- **STATED EXERCISE**
In the records below, pick out all lines containing the word "screenshot".

- **DATA SHOWN**
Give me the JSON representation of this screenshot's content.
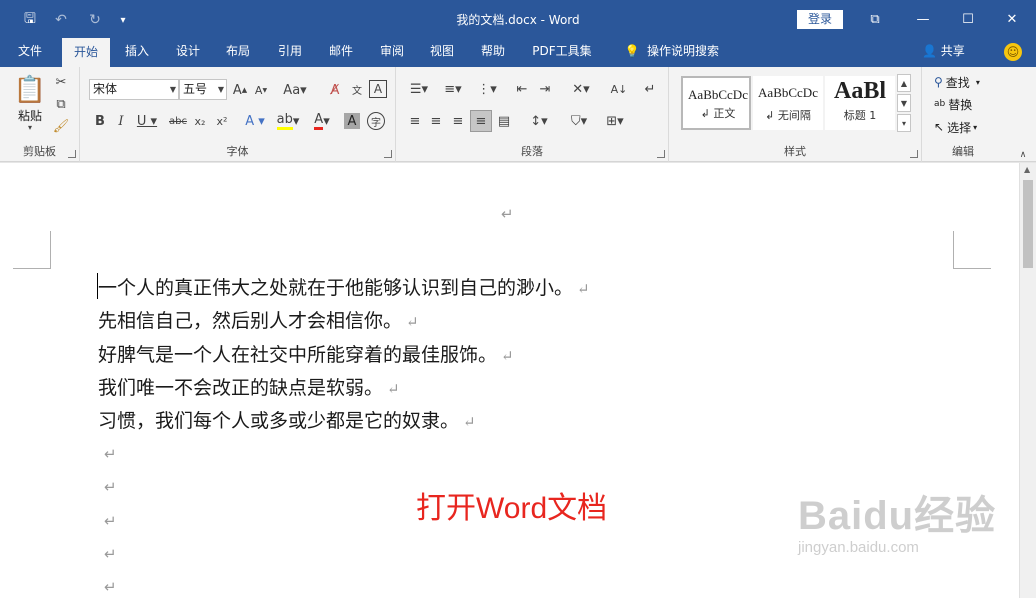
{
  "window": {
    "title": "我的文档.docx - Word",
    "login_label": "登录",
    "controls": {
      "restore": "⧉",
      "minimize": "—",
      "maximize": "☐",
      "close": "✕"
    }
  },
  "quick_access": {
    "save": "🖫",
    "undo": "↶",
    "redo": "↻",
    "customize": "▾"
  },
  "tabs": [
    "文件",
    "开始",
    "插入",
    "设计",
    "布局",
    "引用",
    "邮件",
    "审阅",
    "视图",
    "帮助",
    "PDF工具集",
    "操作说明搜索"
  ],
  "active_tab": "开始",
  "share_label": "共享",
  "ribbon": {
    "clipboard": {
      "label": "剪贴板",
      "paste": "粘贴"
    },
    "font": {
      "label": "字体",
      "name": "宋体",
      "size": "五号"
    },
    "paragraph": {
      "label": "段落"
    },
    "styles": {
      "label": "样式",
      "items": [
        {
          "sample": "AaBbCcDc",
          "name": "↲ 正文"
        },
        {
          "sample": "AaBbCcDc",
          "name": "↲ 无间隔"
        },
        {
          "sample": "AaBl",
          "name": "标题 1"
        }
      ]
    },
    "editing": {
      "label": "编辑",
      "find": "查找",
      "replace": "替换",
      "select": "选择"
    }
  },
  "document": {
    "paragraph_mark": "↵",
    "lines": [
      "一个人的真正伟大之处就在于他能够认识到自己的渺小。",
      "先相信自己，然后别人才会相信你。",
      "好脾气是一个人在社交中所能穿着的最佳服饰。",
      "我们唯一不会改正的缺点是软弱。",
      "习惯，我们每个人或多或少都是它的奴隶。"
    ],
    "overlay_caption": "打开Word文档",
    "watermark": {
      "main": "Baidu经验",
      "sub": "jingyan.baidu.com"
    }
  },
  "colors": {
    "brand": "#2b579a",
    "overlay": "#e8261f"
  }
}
---
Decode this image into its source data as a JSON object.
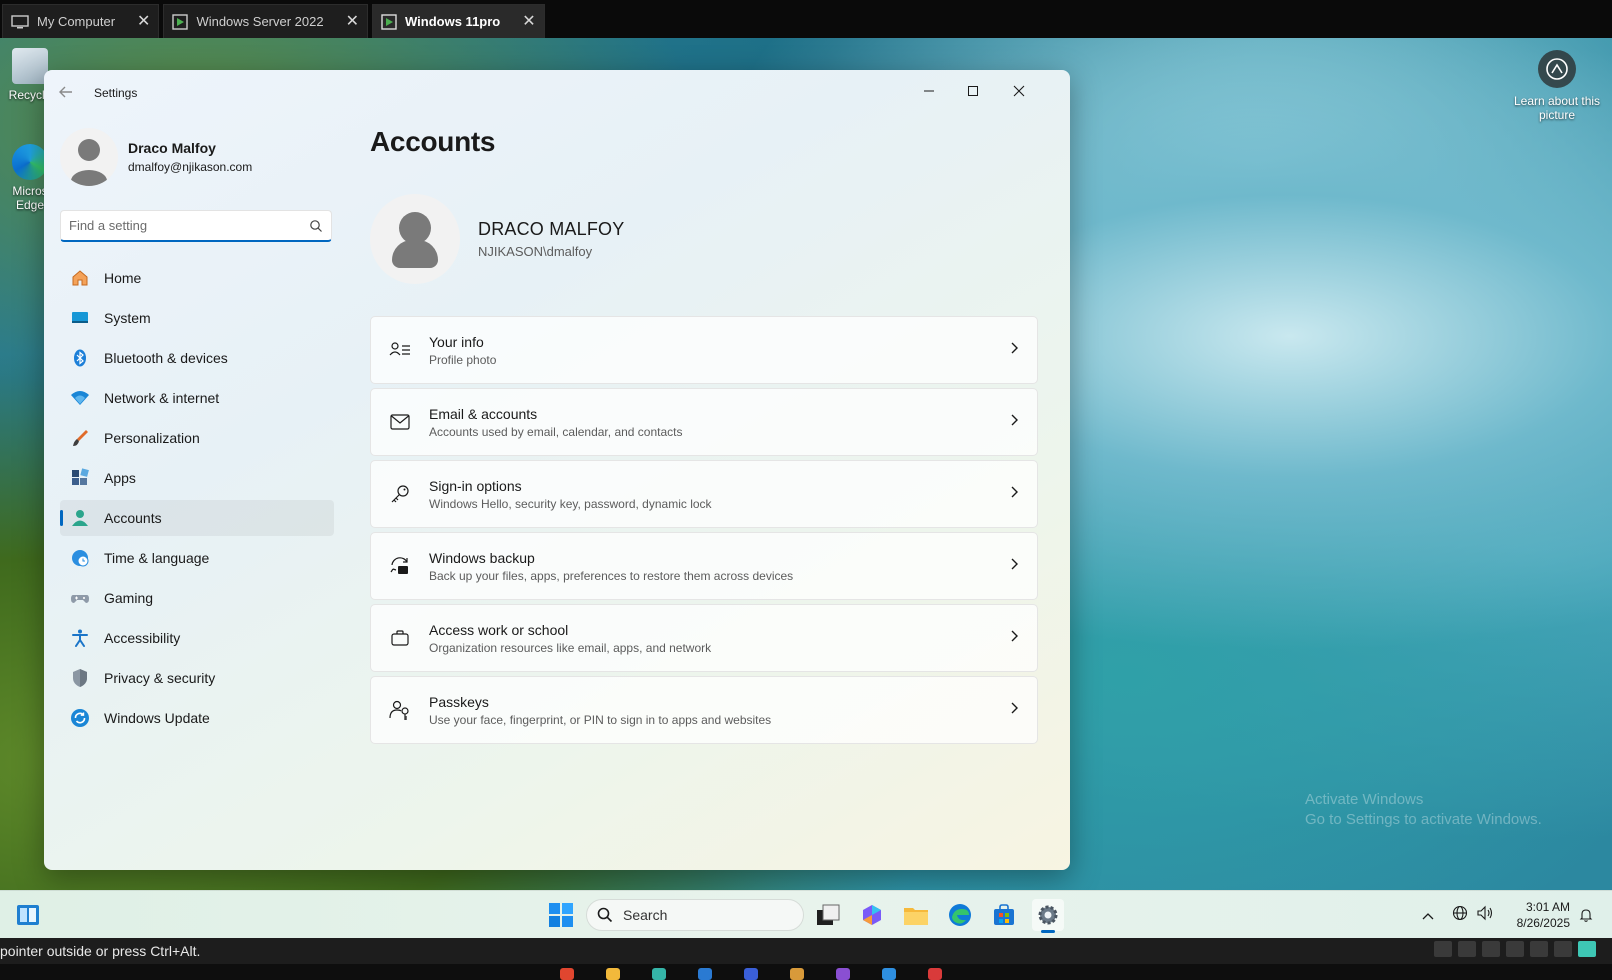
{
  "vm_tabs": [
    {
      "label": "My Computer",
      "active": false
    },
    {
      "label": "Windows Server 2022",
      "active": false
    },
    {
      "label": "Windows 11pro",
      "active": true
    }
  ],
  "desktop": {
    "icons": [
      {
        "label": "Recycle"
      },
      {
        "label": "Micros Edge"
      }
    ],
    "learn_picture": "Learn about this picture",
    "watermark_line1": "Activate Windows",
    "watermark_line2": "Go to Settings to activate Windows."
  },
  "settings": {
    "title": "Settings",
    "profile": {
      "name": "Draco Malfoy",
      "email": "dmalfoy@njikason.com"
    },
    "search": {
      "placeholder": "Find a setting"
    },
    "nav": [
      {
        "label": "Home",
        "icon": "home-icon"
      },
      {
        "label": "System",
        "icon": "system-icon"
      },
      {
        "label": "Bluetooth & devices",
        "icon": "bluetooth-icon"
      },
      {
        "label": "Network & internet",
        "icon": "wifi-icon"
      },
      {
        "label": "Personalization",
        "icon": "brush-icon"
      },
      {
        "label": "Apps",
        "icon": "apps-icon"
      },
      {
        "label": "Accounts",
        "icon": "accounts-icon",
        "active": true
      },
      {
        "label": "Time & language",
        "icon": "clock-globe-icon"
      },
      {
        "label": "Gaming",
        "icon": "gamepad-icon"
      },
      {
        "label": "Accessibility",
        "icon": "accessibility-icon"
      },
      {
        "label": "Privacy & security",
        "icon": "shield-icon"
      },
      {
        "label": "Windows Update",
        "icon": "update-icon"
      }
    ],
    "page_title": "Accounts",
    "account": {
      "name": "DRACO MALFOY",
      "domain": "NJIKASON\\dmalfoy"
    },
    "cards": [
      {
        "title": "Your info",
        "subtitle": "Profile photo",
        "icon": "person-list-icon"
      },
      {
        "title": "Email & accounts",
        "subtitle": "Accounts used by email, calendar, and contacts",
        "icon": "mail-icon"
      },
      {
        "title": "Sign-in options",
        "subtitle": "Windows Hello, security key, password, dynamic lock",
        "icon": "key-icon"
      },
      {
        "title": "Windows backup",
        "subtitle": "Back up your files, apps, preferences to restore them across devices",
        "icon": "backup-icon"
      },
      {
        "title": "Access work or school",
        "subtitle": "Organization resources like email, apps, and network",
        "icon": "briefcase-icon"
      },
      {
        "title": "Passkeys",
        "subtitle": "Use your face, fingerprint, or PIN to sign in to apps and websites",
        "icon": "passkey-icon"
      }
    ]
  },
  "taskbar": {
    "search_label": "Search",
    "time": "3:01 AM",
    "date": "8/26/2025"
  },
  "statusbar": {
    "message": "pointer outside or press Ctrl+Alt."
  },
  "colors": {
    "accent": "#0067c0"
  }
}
==
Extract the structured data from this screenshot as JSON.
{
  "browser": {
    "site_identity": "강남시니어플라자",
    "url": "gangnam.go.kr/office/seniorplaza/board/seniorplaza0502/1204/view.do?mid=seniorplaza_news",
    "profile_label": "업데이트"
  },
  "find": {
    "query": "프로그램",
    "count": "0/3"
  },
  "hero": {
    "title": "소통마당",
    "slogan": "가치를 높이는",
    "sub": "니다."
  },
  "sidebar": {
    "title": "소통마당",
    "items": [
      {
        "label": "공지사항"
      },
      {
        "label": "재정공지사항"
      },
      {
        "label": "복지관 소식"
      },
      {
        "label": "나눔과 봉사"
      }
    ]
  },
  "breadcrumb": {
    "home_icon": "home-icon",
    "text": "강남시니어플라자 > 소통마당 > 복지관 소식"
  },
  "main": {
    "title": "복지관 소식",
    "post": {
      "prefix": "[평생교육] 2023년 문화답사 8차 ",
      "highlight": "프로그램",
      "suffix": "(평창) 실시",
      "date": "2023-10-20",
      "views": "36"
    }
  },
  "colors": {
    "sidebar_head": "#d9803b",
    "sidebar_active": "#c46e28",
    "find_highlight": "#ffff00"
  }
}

- **FINAL ANSWER**
Give me the JSON representation of this screenshot's content.
Extract the structured data from this screenshot as JSON.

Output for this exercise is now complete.